- _Work to complete_:
Copy the lines below as they are; omit the images they contain.

====== Data for this exercise

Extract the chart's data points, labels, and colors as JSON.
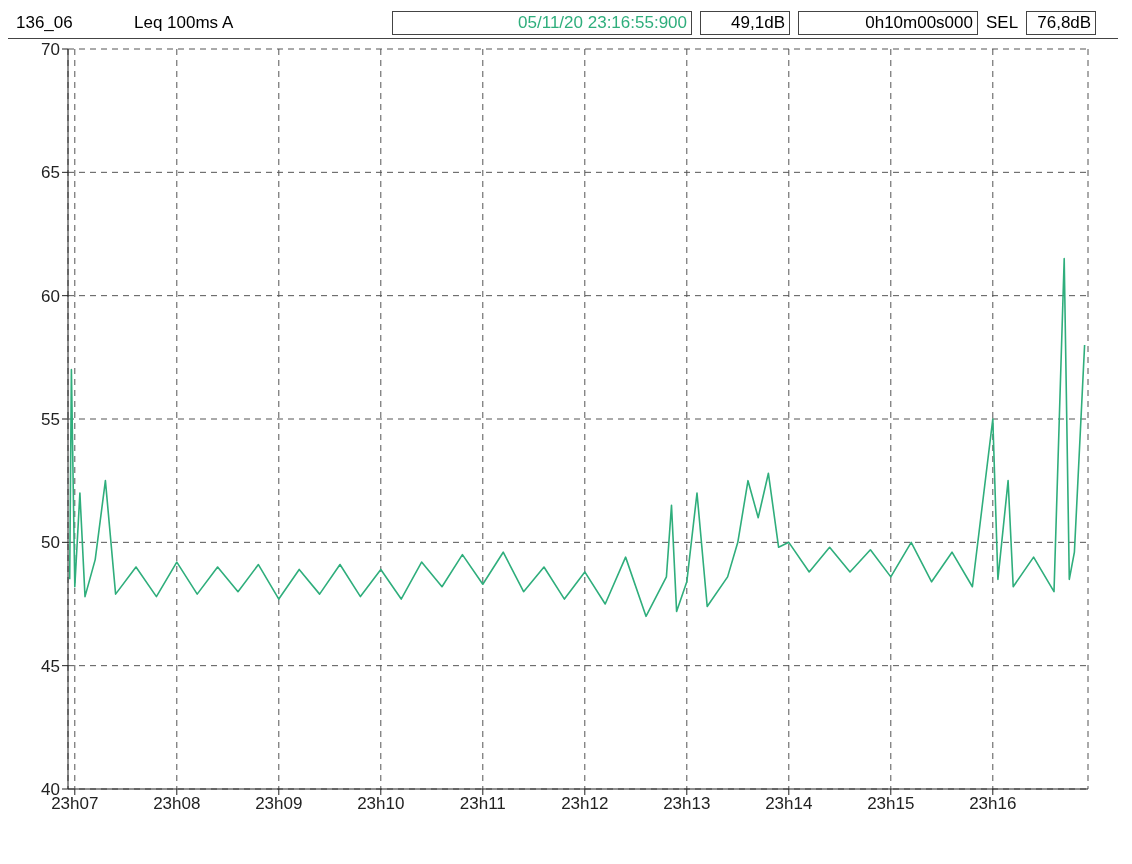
{
  "chart_data": {
    "type": "line",
    "annotations": [
      "136_06",
      "Leq 100ms  A",
      "05/11/20 23:16:55:900",
      "49,1dB",
      "0h10m00s000",
      "SEL",
      "76,8dB"
    ],
    "xlim": [
      "--11-05T23:06:56",
      "--11-05T23:16:56"
    ],
    "xticks": [
      {
        "value": "--11-05T23:07",
        "label": "23h07"
      },
      {
        "value": "--11-05T23:08",
        "label": "23h08"
      },
      {
        "value": "--11-05T23:09",
        "label": "23h09"
      },
      {
        "value": "--11-05T23:10",
        "label": "23h10"
      },
      {
        "value": "--11-05T23:11",
        "label": "23h11"
      },
      {
        "value": "--11-05T23:12",
        "label": "23h12"
      },
      {
        "value": "--11-05T23:13",
        "label": "23h13"
      },
      {
        "value": "--11-05T23:14",
        "label": "23h14"
      },
      {
        "value": "--11-05T23:15",
        "label": "23h15"
      },
      {
        "value": "--11-05T23:16",
        "label": "23h16"
      }
    ],
    "ylim": [
      40,
      70
    ],
    "yticks": [
      40,
      45,
      50,
      55,
      60,
      65,
      70
    ],
    "grid": true,
    "legend": false,
    "marker": "none",
    "line_style": "solid",
    "series": [
      {
        "color": "#2fae7c",
        "x": [
          "--11-05T23:06:57",
          "--11-05T23:06:58",
          "--11-05T23:07:00",
          "--11-05T23:07:03",
          "--11-05T23:07:06",
          "--11-05T23:07:12",
          "--11-05T23:07:18",
          "--11-05T23:07:24",
          "--11-05T23:07:36",
          "--11-05T23:07:48",
          "--11-05T23:08:00",
          "--11-05T23:08:12",
          "--11-05T23:08:24",
          "--11-05T23:08:36",
          "--11-05T23:08:48",
          "--11-05T23:09:00",
          "--11-05T23:09:12",
          "--11-05T23:09:24",
          "--11-05T23:09:36",
          "--11-05T23:09:48",
          "--11-05T23:10:00",
          "--11-05T23:10:12",
          "--11-05T23:10:24",
          "--11-05T23:10:36",
          "--11-05T23:10:48",
          "--11-05T23:11:00",
          "--11-05T23:11:12",
          "--11-05T23:11:24",
          "--11-05T23:11:36",
          "--11-05T23:11:48",
          "--11-05T23:12:00",
          "--11-05T23:12:12",
          "--11-05T23:12:24",
          "--11-05T23:12:36",
          "--11-05T23:12:48",
          "--11-05T23:12:51",
          "--11-05T23:12:54",
          "--11-05T23:13:00",
          "--11-05T23:13:06",
          "--11-05T23:13:12",
          "--11-05T23:13:24",
          "--11-05T23:13:30",
          "--11-05T23:13:36",
          "--11-05T23:13:42",
          "--11-05T23:13:48",
          "--11-05T23:13:54",
          "--11-05T23:14:00",
          "--11-05T23:14:12",
          "--11-05T23:14:24",
          "--11-05T23:14:36",
          "--11-05T23:14:48",
          "--11-05T23:15:00",
          "--11-05T23:15:12",
          "--11-05T23:15:24",
          "--11-05T23:15:36",
          "--11-05T23:15:48",
          "--11-05T23:16:00",
          "--11-05T23:16:03",
          "--11-05T23:16:09",
          "--11-05T23:16:12",
          "--11-05T23:16:24",
          "--11-05T23:16:36",
          "--11-05T23:16:42",
          "--11-05T23:16:45",
          "--11-05T23:16:48",
          "--11-05T23:16:54"
        ],
        "values": [
          48.5,
          57,
          48.2,
          52,
          47.8,
          49.3,
          52.5,
          47.9,
          49.0,
          47.8,
          49.2,
          47.9,
          49.0,
          48.0,
          49.1,
          47.7,
          48.9,
          47.9,
          49.1,
          47.8,
          48.9,
          47.7,
          49.2,
          48.2,
          49.5,
          48.3,
          49.6,
          48.0,
          49.0,
          47.7,
          48.8,
          47.5,
          49.4,
          47.0,
          48.6,
          51.5,
          47.2,
          48.4,
          52.0,
          47.4,
          48.6,
          50.0,
          52.5,
          51.0,
          52.8,
          49.8,
          50.0,
          48.8,
          49.8,
          48.8,
          49.7,
          48.6,
          50.0,
          48.4,
          49.6,
          48.2,
          55.0,
          48.5,
          52.5,
          48.2,
          49.4,
          48.0,
          61.5,
          48.5,
          49.6,
          58.0
        ]
      }
    ]
  }
}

============

- _Correct output_:
Extract the chart's data points, labels, and colors as JSON.
{
  "chart_data": {
    "type": "line",
    "annotations": [
      "136_06",
      "Leq 100ms  A",
      "05/11/20 23:16:55:900",
      "49,1dB",
      "0h10m00s000",
      "SEL",
      "76,8dB"
    ],
    "xlim": [
      "--11-05T23:06:56",
      "--11-05T23:16:56"
    ],
    "xticks": [
      {
        "value": "--11-05T23:07",
        "label": "23h07"
      },
      {
        "value": "--11-05T23:08",
        "label": "23h08"
      },
      {
        "value": "--11-05T23:09",
        "label": "23h09"
      },
      {
        "value": "--11-05T23:10",
        "label": "23h10"
      },
      {
        "value": "--11-05T23:11",
        "label": "23h11"
      },
      {
        "value": "--11-05T23:12",
        "label": "23h12"
      },
      {
        "value": "--11-05T23:13",
        "label": "23h13"
      },
      {
        "value": "--11-05T23:14",
        "label": "23h14"
      },
      {
        "value": "--11-05T23:15",
        "label": "23h15"
      },
      {
        "value": "--11-05T23:16",
        "label": "23h16"
      }
    ],
    "ylim": [
      40,
      70
    ],
    "yticks": [
      40,
      45,
      50,
      55,
      60,
      65,
      70
    ],
    "grid": true,
    "legend": false,
    "marker": "none",
    "line_style": "solid",
    "series": [
      {
        "color": "#2fae7c",
        "x": [
          "--11-05T23:06:57",
          "--11-05T23:06:58",
          "--11-05T23:07:00",
          "--11-05T23:07:03",
          "--11-05T23:07:06",
          "--11-05T23:07:12",
          "--11-05T23:07:18",
          "--11-05T23:07:24",
          "--11-05T23:07:36",
          "--11-05T23:07:48",
          "--11-05T23:08:00",
          "--11-05T23:08:12",
          "--11-05T23:08:24",
          "--11-05T23:08:36",
          "--11-05T23:08:48",
          "--11-05T23:09:00",
          "--11-05T23:09:12",
          "--11-05T23:09:24",
          "--11-05T23:09:36",
          "--11-05T23:09:48",
          "--11-05T23:10:00",
          "--11-05T23:10:12",
          "--11-05T23:10:24",
          "--11-05T23:10:36",
          "--11-05T23:10:48",
          "--11-05T23:11:00",
          "--11-05T23:11:12",
          "--11-05T23:11:24",
          "--11-05T23:11:36",
          "--11-05T23:11:48",
          "--11-05T23:12:00",
          "--11-05T23:12:12",
          "--11-05T23:12:24",
          "--11-05T23:12:36",
          "--11-05T23:12:48",
          "--11-05T23:12:51",
          "--11-05T23:12:54",
          "--11-05T23:13:00",
          "--11-05T23:13:06",
          "--11-05T23:13:12",
          "--11-05T23:13:24",
          "--11-05T23:13:30",
          "--11-05T23:13:36",
          "--11-05T23:13:42",
          "--11-05T23:13:48",
          "--11-05T23:13:54",
          "--11-05T23:14:00",
          "--11-05T23:14:12",
          "--11-05T23:14:24",
          "--11-05T23:14:36",
          "--11-05T23:14:48",
          "--11-05T23:15:00",
          "--11-05T23:15:12",
          "--11-05T23:15:24",
          "--11-05T23:15:36",
          "--11-05T23:15:48",
          "--11-05T23:16:00",
          "--11-05T23:16:03",
          "--11-05T23:16:09",
          "--11-05T23:16:12",
          "--11-05T23:16:24",
          "--11-05T23:16:36",
          "--11-05T23:16:42",
          "--11-05T23:16:45",
          "--11-05T23:16:48",
          "--11-05T23:16:54"
        ],
        "values": [
          48.5,
          57,
          48.2,
          52,
          47.8,
          49.3,
          52.5,
          47.9,
          49.0,
          47.8,
          49.2,
          47.9,
          49.0,
          48.0,
          49.1,
          47.7,
          48.9,
          47.9,
          49.1,
          47.8,
          48.9,
          47.7,
          49.2,
          48.2,
          49.5,
          48.3,
          49.6,
          48.0,
          49.0,
          47.7,
          48.8,
          47.5,
          49.4,
          47.0,
          48.6,
          51.5,
          47.2,
          48.4,
          52.0,
          47.4,
          48.6,
          50.0,
          52.5,
          51.0,
          52.8,
          49.8,
          50.0,
          48.8,
          49.8,
          48.8,
          49.7,
          48.6,
          50.0,
          48.4,
          49.6,
          48.2,
          55.0,
          48.5,
          52.5,
          48.2,
          49.4,
          48.0,
          61.5,
          48.5,
          49.6,
          58.0
        ]
      }
    ]
  }
}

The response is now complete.